Work instructions: Go through the listing beneath this task and return every line that carries the string "name".

Task material:

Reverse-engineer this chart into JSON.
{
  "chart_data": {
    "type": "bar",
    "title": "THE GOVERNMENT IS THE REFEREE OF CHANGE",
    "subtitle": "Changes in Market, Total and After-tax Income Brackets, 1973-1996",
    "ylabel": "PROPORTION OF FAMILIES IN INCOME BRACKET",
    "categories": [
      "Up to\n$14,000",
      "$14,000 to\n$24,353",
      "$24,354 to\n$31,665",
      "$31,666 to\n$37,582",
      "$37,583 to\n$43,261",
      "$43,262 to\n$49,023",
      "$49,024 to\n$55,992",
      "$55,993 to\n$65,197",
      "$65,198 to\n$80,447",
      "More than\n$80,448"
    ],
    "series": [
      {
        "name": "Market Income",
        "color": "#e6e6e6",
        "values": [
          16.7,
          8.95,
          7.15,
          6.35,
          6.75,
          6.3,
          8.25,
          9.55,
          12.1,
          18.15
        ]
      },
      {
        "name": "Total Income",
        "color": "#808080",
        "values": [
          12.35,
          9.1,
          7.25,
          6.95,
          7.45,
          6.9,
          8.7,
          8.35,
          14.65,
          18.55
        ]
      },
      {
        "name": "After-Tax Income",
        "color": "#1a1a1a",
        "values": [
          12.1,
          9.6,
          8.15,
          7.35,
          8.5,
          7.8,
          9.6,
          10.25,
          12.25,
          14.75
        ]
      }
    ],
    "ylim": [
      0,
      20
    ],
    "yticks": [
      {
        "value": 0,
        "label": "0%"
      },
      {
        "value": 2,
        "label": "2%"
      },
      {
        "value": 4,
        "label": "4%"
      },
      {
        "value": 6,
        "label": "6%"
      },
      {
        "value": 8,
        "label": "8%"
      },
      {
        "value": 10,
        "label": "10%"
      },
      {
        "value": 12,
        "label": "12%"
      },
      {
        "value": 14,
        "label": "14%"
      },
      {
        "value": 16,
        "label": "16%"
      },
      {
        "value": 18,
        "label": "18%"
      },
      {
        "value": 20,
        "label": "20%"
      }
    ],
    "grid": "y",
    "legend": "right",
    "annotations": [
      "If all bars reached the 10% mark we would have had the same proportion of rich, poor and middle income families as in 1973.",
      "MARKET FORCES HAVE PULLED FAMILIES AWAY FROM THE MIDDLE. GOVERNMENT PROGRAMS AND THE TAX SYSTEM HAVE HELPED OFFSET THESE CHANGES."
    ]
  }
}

Problem solution:
        "name": "Market Income",
        "name": "Total Income",
        "name": "After-Tax Income",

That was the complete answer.